What is asked: Return the data exactly, with all pictures removed.

· · · · · · ·

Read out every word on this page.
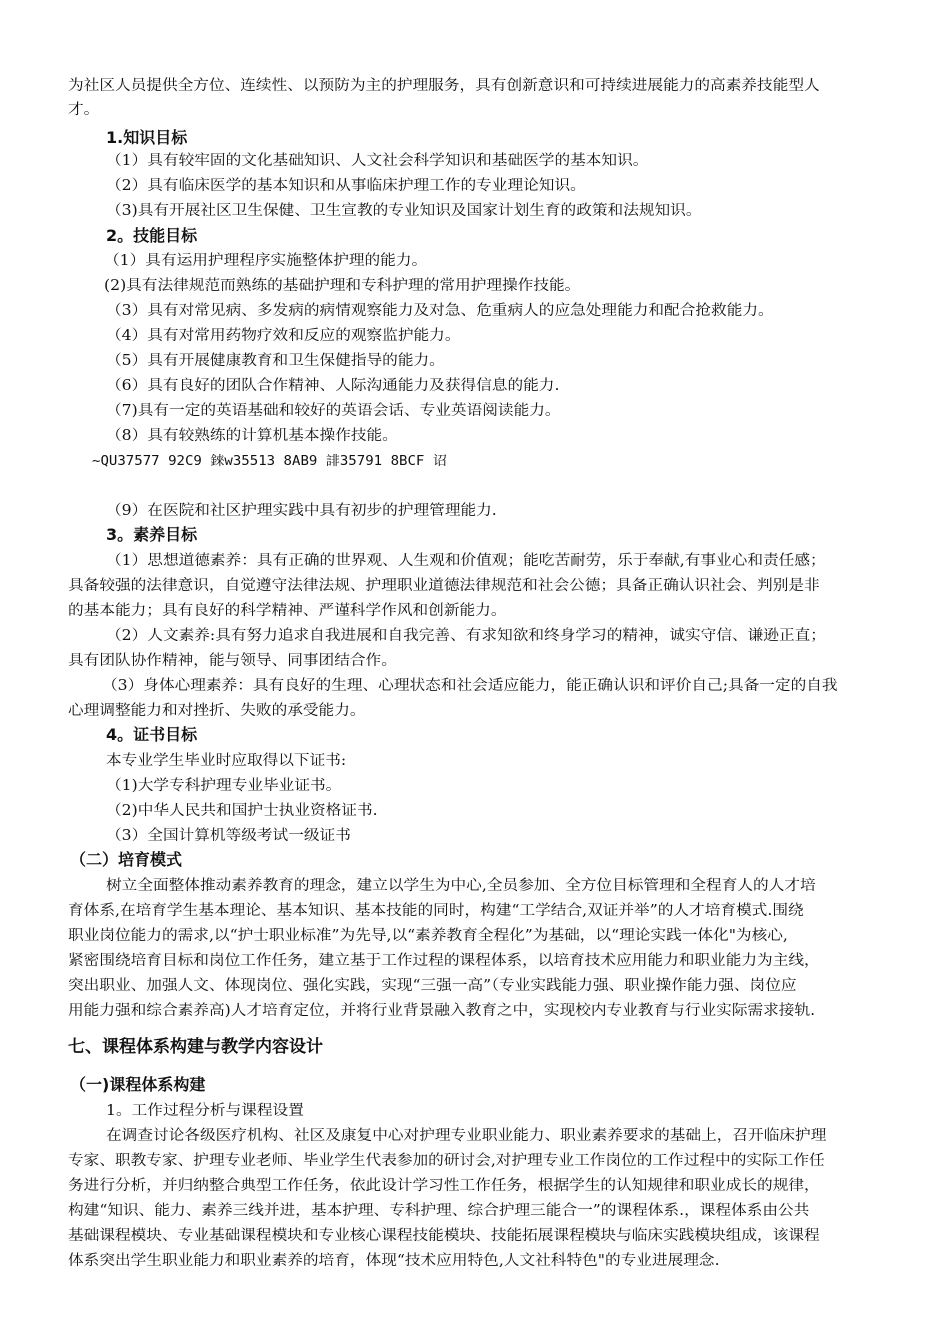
为社区人员提供全方位、连续性、以预防为主的护理服务，具有创新意识和可持续进展能力的高素养技能型人
才。
1.知识目标
（1）具有较牢固的文化基础知识、人文社会科学知识和基础医学的基本知识。
（2）具有临床医学的基本知识和从事临床护理工作的专业理论知识。
（3)具有开展社区卫生保健、卫生宣教的专业知识及国家计划生育的政策和法规知识。
2。技能目标
（1）具有运用护理程序实施整体护理的能力。
(2)具有法律规范而熟练的基础护理和专科护理的常用护理操作技能。
（3）具有对常见病、多发病的病情观察能力及对急、危重病人的应急处理能力和配合抢救能力。
（4）具有对常用药物疗效和反应的观察监护能力。
（5）具有开展健康教育和卫生保健指导的能力。
（6）具有良好的团队合作精神、人际沟通能力及获得信息的能力.
（7)具有一定的英语基础和较好的英语会话、专业英语阅读能力。
（8）具有较熟练的计算机基本操作技能。
~QU37577 92C9 錸w35513 8AB9 誹35791 8BCF 诏
（9）在医院和社区护理实践中具有初步的护理管理能力.
3。素养目标
（1）思想道德素养：具有正确的世界观、人生观和价值观；能吃苦耐劳，乐于奉献,有事业心和责任感；
具备较强的法律意识，自觉遵守法律法规、护理职业道德法律规范和社会公德；具备正确认识社会、判别是非
的基本能力；具有良好的科学精神、严谨科学作风和创新能力。
（2）人文素养:具有努力追求自我进展和自我完善、有求知欲和终身学习的精神，诚实守信、谦逊正直；
具有团队协作精神，能与领导、同事团结合作。
（3）身体心理素养：具有良好的生理、心理状态和社会适应能力，能正确认识和评价自己;具备一定的自我
心理调整能力和对挫折、失败的承受能力。
4。证书目标
本专业学生毕业时应取得以下证书:
（1)大学专科护理专业毕业证书。
（2)中华人民共和国护士执业资格证书.
（3）全国计算机等级考试一级证书
（二）培育模式
树立全面整体推动素养教育的理念，建立以学生为中心,全员参加、全方位目标管理和全程育人的人才培
育体系,在培育学生基本理论、基本知识、基本技能的同时，构建“工学结合,双证并举”的人才培育模式.围绕
职业岗位能力的需求,以“护士职业标准”为先导,以“素养教育全程化”为基础，以“理论实践一体化"为核心,
紧密围绕培育目标和岗位工作任务，建立基于工作过程的课程体系，以培育技术应用能力和职业能力为主线，
突出职业、加强人文、体现岗位、强化实践，实现“三强一高”（专业实践能力强、职业操作能力强、岗位应
用能力强和综合素养高)人才培育定位，并将行业背景融入教育之中，实现校内专业教育与行业实际需求接轨.
七、课程体系构建与教学内容设计
（一)课程体系构建
1。工作过程分析与课程设置
在调查讨论各级医疗机构、社区及康复中心对护理专业职业能力、职业素养要求的基础上，召开临床护理
专家、职教专家、护理专业老师、毕业学生代表参加的研讨会,对护理专业工作岗位的工作过程中的实际工作任
务进行分析，并归纳整合典型工作任务，依此设计学习性工作任务，根据学生的认知规律和职业成长的规律，
构建“知识、能力、素养三线并进，基本护理、专科护理、综合护理三能合一”的课程体系.，课程体系由公共
基础课程模块、专业基础课程模块和专业核心课程技能模块、技能拓展课程模块与临床实践模块组成，该课程
体系突出学生职业能力和职业素养的培育，体现“技术应用特色,人文社科特色"的专业进展理念.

· · · · · · ·

Reply to the task:
Read out every word on this page.
为社区人员提供全方位、连续性、以预防为主的护理服务，具有创新意识和可持续进展能力的高素养技能型人
才。
1.知识目标
（1）具有较牢固的文化基础知识、人文社会科学知识和基础医学的基本知识。
（2）具有临床医学的基本知识和从事临床护理工作的专业理论知识。
（3)具有开展社区卫生保健、卫生宣教的专业知识及国家计划生育的政策和法规知识。
2。技能目标
（1）具有运用护理程序实施整体护理的能力。
(2)具有法律规范而熟练的基础护理和专科护理的常用护理操作技能。
（3）具有对常见病、多发病的病情观察能力及对急、危重病人的应急处理能力和配合抢救能力。
（4）具有对常用药物疗效和反应的观察监护能力。
（5）具有开展健康教育和卫生保健指导的能力。
（6）具有良好的团队合作精神、人际沟通能力及获得信息的能力.
（7)具有一定的英语基础和较好的英语会话、专业英语阅读能力。
（8）具有较熟练的计算机基本操作技能。
~QU37577 92C9 錸w35513 8AB9 誹35791 8BCF 诏
（9）在医院和社区护理实践中具有初步的护理管理能力.
3。素养目标
（1）思想道德素养：具有正确的世界观、人生观和价值观；能吃苦耐劳，乐于奉献,有事业心和责任感；
具备较强的法律意识，自觉遵守法律法规、护理职业道德法律规范和社会公德；具备正确认识社会、判别是非
的基本能力；具有良好的科学精神、严谨科学作风和创新能力。
（2）人文素养:具有努力追求自我进展和自我完善、有求知欲和终身学习的精神，诚实守信、谦逊正直；
具有团队协作精神，能与领导、同事团结合作。
（3）身体心理素养：具有良好的生理、心理状态和社会适应能力，能正确认识和评价自己;具备一定的自我
心理调整能力和对挫折、失败的承受能力。
4。证书目标
本专业学生毕业时应取得以下证书:
（1)大学专科护理专业毕业证书。
（2)中华人民共和国护士执业资格证书.
（3）全国计算机等级考试一级证书
（二）培育模式
树立全面整体推动素养教育的理念，建立以学生为中心,全员参加、全方位目标管理和全程育人的人才培
育体系,在培育学生基本理论、基本知识、基本技能的同时，构建“工学结合,双证并举”的人才培育模式.围绕
职业岗位能力的需求,以“护士职业标准”为先导,以“素养教育全程化”为基础，以“理论实践一体化"为核心,
紧密围绕培育目标和岗位工作任务，建立基于工作过程的课程体系，以培育技术应用能力和职业能力为主线，
突出职业、加强人文、体现岗位、强化实践，实现“三强一高”（专业实践能力强、职业操作能力强、岗位应
用能力强和综合素养高)人才培育定位，并将行业背景融入教育之中，实现校内专业教育与行业实际需求接轨.
七、课程体系构建与教学内容设计
（一)课程体系构建
1。工作过程分析与课程设置
在调查讨论各级医疗机构、社区及康复中心对护理专业职业能力、职业素养要求的基础上，召开临床护理
专家、职教专家、护理专业老师、毕业学生代表参加的研讨会,对护理专业工作岗位的工作过程中的实际工作任
务进行分析，并归纳整合典型工作任务，依此设计学习性工作任务，根据学生的认知规律和职业成长的规律，
构建“知识、能力、素养三线并进，基本护理、专科护理、综合护理三能合一”的课程体系.，课程体系由公共
基础课程模块、专业基础课程模块和专业核心课程技能模块、技能拓展课程模块与临床实践模块组成，该课程
体系突出学生职业能力和职业素养的培育，体现“技术应用特色,人文社科特色"的专业进展理念.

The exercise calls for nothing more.